Exercise aim –
Print the whole listing exactly.
______
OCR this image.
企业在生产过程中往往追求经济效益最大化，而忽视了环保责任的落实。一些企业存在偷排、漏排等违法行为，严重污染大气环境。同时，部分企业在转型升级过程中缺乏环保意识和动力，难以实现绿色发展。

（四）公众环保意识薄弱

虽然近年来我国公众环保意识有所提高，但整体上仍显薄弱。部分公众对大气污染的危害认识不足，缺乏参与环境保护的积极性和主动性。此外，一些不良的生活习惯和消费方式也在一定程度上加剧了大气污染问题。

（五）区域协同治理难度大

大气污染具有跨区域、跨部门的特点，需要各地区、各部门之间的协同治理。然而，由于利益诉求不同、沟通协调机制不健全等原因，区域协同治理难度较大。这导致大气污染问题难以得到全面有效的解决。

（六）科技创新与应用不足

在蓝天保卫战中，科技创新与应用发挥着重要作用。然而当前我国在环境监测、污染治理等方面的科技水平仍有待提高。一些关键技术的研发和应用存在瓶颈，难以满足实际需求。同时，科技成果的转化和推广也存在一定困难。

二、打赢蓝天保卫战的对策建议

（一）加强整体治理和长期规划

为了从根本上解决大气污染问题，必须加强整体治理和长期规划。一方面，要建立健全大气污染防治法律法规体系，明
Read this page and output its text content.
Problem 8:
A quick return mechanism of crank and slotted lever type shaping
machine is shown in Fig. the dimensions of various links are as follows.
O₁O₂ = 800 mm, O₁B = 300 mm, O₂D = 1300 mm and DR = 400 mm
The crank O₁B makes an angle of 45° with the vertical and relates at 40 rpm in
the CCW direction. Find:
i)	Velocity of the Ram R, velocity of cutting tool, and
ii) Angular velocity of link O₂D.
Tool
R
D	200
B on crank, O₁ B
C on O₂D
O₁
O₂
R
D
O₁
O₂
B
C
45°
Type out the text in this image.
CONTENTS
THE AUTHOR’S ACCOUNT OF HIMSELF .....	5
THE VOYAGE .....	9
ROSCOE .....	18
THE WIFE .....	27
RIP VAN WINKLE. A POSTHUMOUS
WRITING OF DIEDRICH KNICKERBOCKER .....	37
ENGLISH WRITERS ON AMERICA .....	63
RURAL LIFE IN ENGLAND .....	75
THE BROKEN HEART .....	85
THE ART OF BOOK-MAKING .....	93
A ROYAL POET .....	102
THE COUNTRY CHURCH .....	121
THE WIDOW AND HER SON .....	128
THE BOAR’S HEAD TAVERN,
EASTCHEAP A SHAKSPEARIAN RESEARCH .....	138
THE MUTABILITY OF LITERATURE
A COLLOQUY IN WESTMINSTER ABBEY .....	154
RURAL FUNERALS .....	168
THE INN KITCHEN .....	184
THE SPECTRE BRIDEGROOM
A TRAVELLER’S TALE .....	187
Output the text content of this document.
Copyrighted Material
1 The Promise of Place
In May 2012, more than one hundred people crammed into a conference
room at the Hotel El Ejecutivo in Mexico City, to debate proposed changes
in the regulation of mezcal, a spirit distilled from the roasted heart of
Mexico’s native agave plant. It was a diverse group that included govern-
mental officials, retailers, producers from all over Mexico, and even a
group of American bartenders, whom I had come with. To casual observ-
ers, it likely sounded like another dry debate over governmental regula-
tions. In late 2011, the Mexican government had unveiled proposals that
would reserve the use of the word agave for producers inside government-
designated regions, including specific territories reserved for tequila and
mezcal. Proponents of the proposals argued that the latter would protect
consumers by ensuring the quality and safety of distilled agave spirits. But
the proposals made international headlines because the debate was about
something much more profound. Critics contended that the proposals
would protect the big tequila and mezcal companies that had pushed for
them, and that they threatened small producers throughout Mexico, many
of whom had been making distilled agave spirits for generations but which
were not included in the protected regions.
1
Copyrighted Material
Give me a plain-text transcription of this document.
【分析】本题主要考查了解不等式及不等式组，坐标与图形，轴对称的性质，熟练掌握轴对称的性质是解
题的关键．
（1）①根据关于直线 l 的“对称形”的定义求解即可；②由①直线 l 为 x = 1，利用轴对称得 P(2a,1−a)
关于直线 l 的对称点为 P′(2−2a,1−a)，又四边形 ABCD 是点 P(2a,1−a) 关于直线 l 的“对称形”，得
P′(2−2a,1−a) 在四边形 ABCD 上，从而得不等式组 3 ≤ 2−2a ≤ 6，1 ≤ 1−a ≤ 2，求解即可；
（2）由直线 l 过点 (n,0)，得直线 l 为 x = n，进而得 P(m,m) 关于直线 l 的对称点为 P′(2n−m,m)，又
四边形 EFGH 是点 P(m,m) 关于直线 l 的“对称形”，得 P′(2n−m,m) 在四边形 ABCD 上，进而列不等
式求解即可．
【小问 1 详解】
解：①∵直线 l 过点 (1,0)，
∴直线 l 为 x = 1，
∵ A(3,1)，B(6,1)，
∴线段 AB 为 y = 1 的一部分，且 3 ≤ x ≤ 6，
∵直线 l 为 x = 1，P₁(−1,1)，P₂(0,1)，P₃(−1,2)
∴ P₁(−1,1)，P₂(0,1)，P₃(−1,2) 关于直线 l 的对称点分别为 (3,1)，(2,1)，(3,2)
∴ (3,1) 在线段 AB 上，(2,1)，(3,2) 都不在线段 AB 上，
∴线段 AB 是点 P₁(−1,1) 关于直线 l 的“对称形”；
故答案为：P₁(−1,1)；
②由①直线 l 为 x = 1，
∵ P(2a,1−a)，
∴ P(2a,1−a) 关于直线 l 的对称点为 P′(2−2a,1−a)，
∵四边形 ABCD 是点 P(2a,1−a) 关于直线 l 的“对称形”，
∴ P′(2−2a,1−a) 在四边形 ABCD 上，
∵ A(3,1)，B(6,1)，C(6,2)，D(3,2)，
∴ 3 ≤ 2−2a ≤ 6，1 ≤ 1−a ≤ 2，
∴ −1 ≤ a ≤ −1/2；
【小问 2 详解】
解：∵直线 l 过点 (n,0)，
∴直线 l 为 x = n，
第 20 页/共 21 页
______
Written response –
OCR this image.
企业在生产过程中往往追求经济效益最大化，而忽视了环保责任的落实。一些企业存在偷排、漏排等违法行为，严重污染大气环境。同时，部分企业在转型升级过程中缺乏环保意识和动力，难以实现绿色发展。

（四）公众环保意识薄弱

虽然近年来我国公众环保意识有所提高，但整体上仍显薄弱。部分公众对大气污染的危害认识不足，缺乏参与环境保护的积极性和主动性。此外，一些不良的生活习惯和消费方式也在一定程度上加剧了大气污染问题。

（五）区域协同治理难度大

大气污染具有跨区域、跨部门的特点，需要各地区、各部门之间的协同治理。然而，由于利益诉求不同、沟通协调机制不健全等原因，区域协同治理难度较大。这导致大气污染问题难以得到全面有效的解决。

（六）科技创新与应用不足

在蓝天保卫战中，科技创新与应用发挥着重要作用。然而当前我国在环境监测、污染治理等方面的科技水平仍有待提高。一些关键技术的研发和应用存在瓶颈，难以满足实际需求。同时，科技成果的转化和推广也存在一定困难。

二、打赢蓝天保卫战的对策建议

（一）加强整体治理和长期规划

为了从根本上解决大气污染问题，必须加强整体治理和长期规划。一方面，要建立健全大气污染防治法律法规体系，明
Read this page and output its text content.
Problem 8:
A quick return mechanism of crank and slotted lever type shaping
machine is shown in Fig. the dimensions of various links are as follows.
O₁O₂ = 800 mm, O₁B = 300 mm, O₂D = 1300 mm and DR = 400 mm
The crank O₁B makes an angle of 45° with the vertical and relates at 40 rpm in
the CCW direction. Find:
i)	Velocity of the Ram R, velocity of cutting tool, and
ii) Angular velocity of link O₂D.
Tool
R
D	200
B on crank, O₁ B
C on O₂D
O₁
O₂
R
D
O₁
O₂
B
C
45°
Type out the text in this image.
CONTENTS
THE AUTHOR’S ACCOUNT OF HIMSELF .....	5
THE VOYAGE .....	9
ROSCOE .....	18
THE WIFE .....	27
RIP VAN WINKLE. A POSTHUMOUS
WRITING OF DIEDRICH KNICKERBOCKER .....	37
ENGLISH WRITERS ON AMERICA .....	63
RURAL LIFE IN ENGLAND .....	75
THE BROKEN HEART .....	85
THE ART OF BOOK-MAKING .....	93
A ROYAL POET .....	102
THE COUNTRY CHURCH .....	121
THE WIDOW AND HER SON .....	128
THE BOAR’S HEAD TAVERN,
EASTCHEAP A SHAKSPEARIAN RESEARCH .....	138
THE MUTABILITY OF LITERATURE
A COLLOQUY IN WESTMINSTER ABBEY .....	154
RURAL FUNERALS .....	168
THE INN KITCHEN .....	184
THE SPECTRE BRIDEGROOM
A TRAVELLER’S TALE .....	187
Output the text content of this document.
Copyrighted Material
1 The Promise of Place
In May 2012, more than one hundred people crammed into a conference
room at the Hotel El Ejecutivo in Mexico City, to debate proposed changes
in the regulation of mezcal, a spirit distilled from the roasted heart of
Mexico’s native agave plant. It was a diverse group that included govern-
mental officials, retailers, producers from all over Mexico, and even a
group of American bartenders, whom I had come with. To casual observ-
ers, it likely sounded like another dry debate over governmental regula-
tions. In late 2011, the Mexican government had unveiled proposals that
would reserve the use of the word agave for producers inside government-
designated regions, including specific territories reserved for tequila and
mezcal. Proponents of the proposals argued that the latter would protect
consumers by ensuring the quality and safety of distilled agave spirits. But
the proposals made international headlines because the debate was about
something much more profound. Critics contended that the proposals
would protect the big tequila and mezcal companies that had pushed for
them, and that they threatened small producers throughout Mexico, many
of whom had been making distilled agave spirits for generations but which
were not included in the protected regions.
1
Copyrighted Material
Give me a plain-text transcription of this document.
【分析】本题主要考查了解不等式及不等式组，坐标与图形，轴对称的性质，熟练掌握轴对称的性质是解
题的关键．
（1）①根据关于直线 l 的“对称形”的定义求解即可；②由①直线 l 为 x = 1，利用轴对称得 P(2a,1−a)
关于直线 l 的对称点为 P′(2−2a,1−a)，又四边形 ABCD 是点 P(2a,1−a) 关于直线 l 的“对称形”，得
P′(2−2a,1−a) 在四边形 ABCD 上，从而得不等式组 3 ≤ 2−2a ≤ 6，1 ≤ 1−a ≤ 2，求解即可；
（2）由直线 l 过点 (n,0)，得直线 l 为 x = n，进而得 P(m,m) 关于直线 l 的对称点为 P′(2n−m,m)，又
四边形 EFGH 是点 P(m,m) 关于直线 l 的“对称形”，得 P′(2n−m,m) 在四边形 ABCD 上，进而列不等
式求解即可．
【小问 1 详解】
解：①∵直线 l 过点 (1,0)，
∴直线 l 为 x = 1，
∵ A(3,1)，B(6,1)，
∴线段 AB 为 y = 1 的一部分，且 3 ≤ x ≤ 6，
∵直线 l 为 x = 1，P₁(−1,1)，P₂(0,1)，P₃(−1,2)
∴ P₁(−1,1)，P₂(0,1)，P₃(−1,2) 关于直线 l 的对称点分别为 (3,1)，(2,1)，(3,2)
∴ (3,1) 在线段 AB 上，(2,1)，(3,2) 都不在线段 AB 上，
∴线段 AB 是点 P₁(−1,1) 关于直线 l 的“对称形”；
故答案为：P₁(−1,1)；
②由①直线 l 为 x = 1，
∵ P(2a,1−a)，
∴ P(2a,1−a) 关于直线 l 的对称点为 P′(2−2a,1−a)，
∵四边形 ABCD 是点 P(2a,1−a) 关于直线 l 的“对称形”，
∴ P′(2−2a,1−a) 在四边形 ABCD 上，
∵ A(3,1)，B(6,1)，C(6,2)，D(3,2)，
∴ 3 ≤ 2−2a ≤ 6，1 ≤ 1−a ≤ 2，
∴ −1 ≤ a ≤ −1/2；
【小问 2 详解】
解：∵直线 l 过点 (n,0)，
∴直线 l 为 x = n，
第 20 页/共 21 页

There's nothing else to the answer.